» **REQUIREMENTS**:
Write out each line word for word. Drop pictures.

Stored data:
________________________________________

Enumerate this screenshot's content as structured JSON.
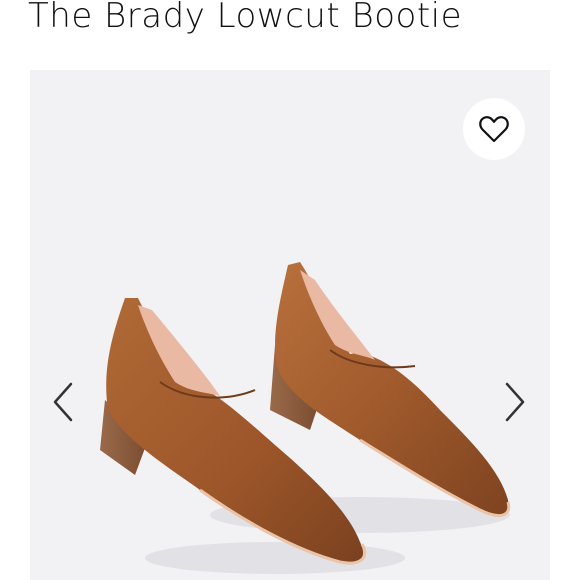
{
  "product": {
    "title": "The Brady Lowcut Bootie"
  },
  "gallery": {
    "favorite_icon": "heart-outline-icon",
    "prev_icon": "chevron-left-icon",
    "next_icon": "chevron-right-icon",
    "photo_subject": "pair of brown leather lowcut booties",
    "colors": {
      "background": "#f2f2f4",
      "leather": "#a05a2c",
      "heel": "#8a5a3c",
      "lining": "#eab9a4"
    }
  }
}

________________________________________

» **RESPONSE TO THIS TASK**:
Enumerate this screenshot's content as structured JSON.
{
  "product": {
    "title": "The Brady Lowcut Bootie"
  },
  "gallery": {
    "favorite_icon": "heart-outline-icon",
    "prev_icon": "chevron-left-icon",
    "next_icon": "chevron-right-icon",
    "photo_subject": "pair of brown leather lowcut booties",
    "colors": {
      "background": "#f2f2f4",
      "leather": "#a05a2c",
      "heel": "#8a5a3c",
      "lining": "#eab9a4"
    }
  }
}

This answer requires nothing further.